> Your objective
Transcribe each record exactly. Include every one.
━━━ Working data ━━━
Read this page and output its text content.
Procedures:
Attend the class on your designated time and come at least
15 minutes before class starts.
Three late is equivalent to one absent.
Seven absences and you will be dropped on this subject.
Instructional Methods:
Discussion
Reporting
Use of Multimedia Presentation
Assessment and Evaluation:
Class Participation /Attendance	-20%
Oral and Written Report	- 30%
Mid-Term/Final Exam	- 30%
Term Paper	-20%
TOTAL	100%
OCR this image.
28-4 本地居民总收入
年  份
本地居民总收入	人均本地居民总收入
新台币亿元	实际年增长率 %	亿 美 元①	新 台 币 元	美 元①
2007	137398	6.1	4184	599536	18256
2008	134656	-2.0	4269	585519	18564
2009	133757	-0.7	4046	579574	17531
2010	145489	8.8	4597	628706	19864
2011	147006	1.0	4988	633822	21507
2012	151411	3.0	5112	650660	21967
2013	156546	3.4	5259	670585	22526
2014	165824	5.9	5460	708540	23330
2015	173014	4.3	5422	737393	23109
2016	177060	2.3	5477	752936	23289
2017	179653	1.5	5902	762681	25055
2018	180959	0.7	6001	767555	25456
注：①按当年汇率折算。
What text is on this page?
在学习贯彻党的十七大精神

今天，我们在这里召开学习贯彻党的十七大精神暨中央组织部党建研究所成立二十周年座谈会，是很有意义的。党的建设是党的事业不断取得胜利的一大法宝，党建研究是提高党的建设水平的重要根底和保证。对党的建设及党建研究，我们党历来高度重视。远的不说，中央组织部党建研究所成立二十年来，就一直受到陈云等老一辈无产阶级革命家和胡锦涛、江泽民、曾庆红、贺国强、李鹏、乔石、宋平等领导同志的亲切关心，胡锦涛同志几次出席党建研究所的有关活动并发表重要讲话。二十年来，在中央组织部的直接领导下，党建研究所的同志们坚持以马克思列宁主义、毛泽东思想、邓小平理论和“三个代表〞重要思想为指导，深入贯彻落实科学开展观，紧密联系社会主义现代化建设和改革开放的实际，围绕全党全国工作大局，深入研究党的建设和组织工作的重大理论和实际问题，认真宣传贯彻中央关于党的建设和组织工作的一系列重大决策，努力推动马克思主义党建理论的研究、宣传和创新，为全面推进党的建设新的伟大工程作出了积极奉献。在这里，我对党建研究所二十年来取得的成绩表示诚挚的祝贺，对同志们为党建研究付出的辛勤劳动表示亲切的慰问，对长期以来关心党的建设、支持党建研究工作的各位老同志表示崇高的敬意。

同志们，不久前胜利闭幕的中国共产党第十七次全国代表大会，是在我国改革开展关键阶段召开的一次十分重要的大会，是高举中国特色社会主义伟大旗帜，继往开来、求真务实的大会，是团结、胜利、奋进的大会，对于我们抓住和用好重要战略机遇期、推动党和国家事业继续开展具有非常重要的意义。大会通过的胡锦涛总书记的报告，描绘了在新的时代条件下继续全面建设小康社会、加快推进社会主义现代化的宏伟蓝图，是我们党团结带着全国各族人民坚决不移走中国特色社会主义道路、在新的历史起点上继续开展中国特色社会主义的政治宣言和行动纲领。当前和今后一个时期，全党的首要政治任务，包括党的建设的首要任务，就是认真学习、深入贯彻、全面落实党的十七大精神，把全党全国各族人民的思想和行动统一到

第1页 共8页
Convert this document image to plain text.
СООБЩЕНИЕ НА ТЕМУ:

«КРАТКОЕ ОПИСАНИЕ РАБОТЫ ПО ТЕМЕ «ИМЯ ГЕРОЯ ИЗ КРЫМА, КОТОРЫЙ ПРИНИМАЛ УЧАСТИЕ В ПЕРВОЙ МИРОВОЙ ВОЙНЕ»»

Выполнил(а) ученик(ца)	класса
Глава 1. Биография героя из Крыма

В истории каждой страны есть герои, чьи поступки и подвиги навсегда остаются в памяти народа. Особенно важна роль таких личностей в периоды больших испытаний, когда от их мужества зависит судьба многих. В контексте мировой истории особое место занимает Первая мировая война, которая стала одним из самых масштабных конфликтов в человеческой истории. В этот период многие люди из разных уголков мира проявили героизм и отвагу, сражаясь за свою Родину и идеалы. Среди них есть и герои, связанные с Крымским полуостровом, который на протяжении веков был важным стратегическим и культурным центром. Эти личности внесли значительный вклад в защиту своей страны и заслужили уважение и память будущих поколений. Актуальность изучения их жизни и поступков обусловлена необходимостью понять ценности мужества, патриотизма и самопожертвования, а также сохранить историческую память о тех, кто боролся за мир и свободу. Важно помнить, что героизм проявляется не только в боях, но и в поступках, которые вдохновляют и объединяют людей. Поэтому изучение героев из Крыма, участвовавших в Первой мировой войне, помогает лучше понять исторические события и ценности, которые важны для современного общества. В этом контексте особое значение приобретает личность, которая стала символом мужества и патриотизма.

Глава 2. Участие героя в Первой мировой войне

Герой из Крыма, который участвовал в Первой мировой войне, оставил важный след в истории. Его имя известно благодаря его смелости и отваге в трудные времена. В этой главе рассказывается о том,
━━━
> Solution
Read this page and output its text content.
Procedures:
Attend the class on your designated time and come at least
15 minutes before class starts.
Three late is equivalent to one absent.
Seven absences and you will be dropped on this subject.
Instructional Methods:
Discussion
Reporting
Use of Multimedia Presentation
Assessment and Evaluation:
Class Participation /Attendance	-20%
Oral and Written Report	- 30%
Mid-Term/Final Exam	- 30%
Term Paper	-20%
TOTAL	100%
OCR this image.
28-4 本地居民总收入
年  份
本地居民总收入	人均本地居民总收入
新台币亿元	实际年增长率 %	亿 美 元①	新 台 币 元	美 元①
2007	137398	6.1	4184	599536	18256
2008	134656	-2.0	4269	585519	18564
2009	133757	-0.7	4046	579574	17531
2010	145489	8.8	4597	628706	19864
2011	147006	1.0	4988	633822	21507
2012	151411	3.0	5112	650660	21967
2013	156546	3.4	5259	670585	22526
2014	165824	5.9	5460	708540	23330
2015	173014	4.3	5422	737393	23109
2016	177060	2.3	5477	752936	23289
2017	179653	1.5	5902	762681	25055
2018	180959	0.7	6001	767555	25456
注：①按当年汇率折算。
What text is on this page?
在学习贯彻党的十七大精神

今天，我们在这里召开学习贯彻党的十七大精神暨中央组织部党建研究所成立二十周年座谈会，是很有意义的。党的建设是党的事业不断取得胜利的一大法宝，党建研究是提高党的建设水平的重要根底和保证。对党的建设及党建研究，我们党历来高度重视。远的不说，中央组织部党建研究所成立二十年来，就一直受到陈云等老一辈无产阶级革命家和胡锦涛、江泽民、曾庆红、贺国强、李鹏、乔石、宋平等领导同志的亲切关心，胡锦涛同志几次出席党建研究所的有关活动并发表重要讲话。二十年来，在中央组织部的直接领导下，党建研究所的同志们坚持以马克思列宁主义、毛泽东思想、邓小平理论和“三个代表〞重要思想为指导，深入贯彻落实科学开展观，紧密联系社会主义现代化建设和改革开放的实际，围绕全党全国工作大局，深入研究党的建设和组织工作的重大理论和实际问题，认真宣传贯彻中央关于党的建设和组织工作的一系列重大决策，努力推动马克思主义党建理论的研究、宣传和创新，为全面推进党的建设新的伟大工程作出了积极奉献。在这里，我对党建研究所二十年来取得的成绩表示诚挚的祝贺，对同志们为党建研究付出的辛勤劳动表示亲切的慰问，对长期以来关心党的建设、支持党建研究工作的各位老同志表示崇高的敬意。

同志们，不久前胜利闭幕的中国共产党第十七次全国代表大会，是在我国改革开展关键阶段召开的一次十分重要的大会，是高举中国特色社会主义伟大旗帜，继往开来、求真务实的大会，是团结、胜利、奋进的大会，对于我们抓住和用好重要战略机遇期、推动党和国家事业继续开展具有非常重要的意义。大会通过的胡锦涛总书记的报告，描绘了在新的时代条件下继续全面建设小康社会、加快推进社会主义现代化的宏伟蓝图，是我们党团结带着全国各族人民坚决不移走中国特色社会主义道路、在新的历史起点上继续开展中国特色社会主义的政治宣言和行动纲领。当前和今后一个时期，全党的首要政治任务，包括党的建设的首要任务，就是认真学习、深入贯彻、全面落实党的十七大精神，把全党全国各族人民的思想和行动统一到

第1页 共8页
Convert this document image to plain text.
СООБЩЕНИЕ НА ТЕМУ:

«КРАТКОЕ ОПИСАНИЕ РАБОТЫ ПО ТЕМЕ «ИМЯ ГЕРОЯ ИЗ КРЫМА, КОТОРЫЙ ПРИНИМАЛ УЧАСТИЕ В ПЕРВОЙ МИРОВОЙ ВОЙНЕ»»

Выполнил(а) ученик(ца)	класса
Глава 1. Биография героя из Крыма

В истории каждой страны есть герои, чьи поступки и подвиги навсегда остаются в памяти народа. Особенно важна роль таких личностей в периоды больших испытаний, когда от их мужества зависит судьба многих. В контексте мировой истории особое место занимает Первая мировая война, которая стала одним из самых масштабных конфликтов в человеческой истории. В этот период многие люди из разных уголков мира проявили героизм и отвагу, сражаясь за свою Родину и идеалы. Среди них есть и герои, связанные с Крымским полуостровом, который на протяжении веков был важным стратегическим и культурным центром. Эти личности внесли значительный вклад в защиту своей страны и заслужили уважение и память будущих поколений. Актуальность изучения их жизни и поступков обусловлена необходимостью понять ценности мужества, патриотизма и самопожертвования, а также сохранить историческую память о тех, кто боролся за мир и свободу. Важно помнить, что героизм проявляется не только в боях, но и в поступках, которые вдохновляют и объединяют людей. Поэтому изучение героев из Крыма, участвовавших в Первой мировой войне, помогает лучше понять исторические события и ценности, которые важны для современного общества. В этом контексте особое значение приобретает личность, которая стала символом мужества и патриотизма.

Глава 2. Участие героя в Первой мировой войне

Герой из Крыма, который участвовал в Первой мировой войне, оставил важный след в истории. Его имя известно благодаря его смелости и отваге в трудные времена. В этой главе рассказывается о том,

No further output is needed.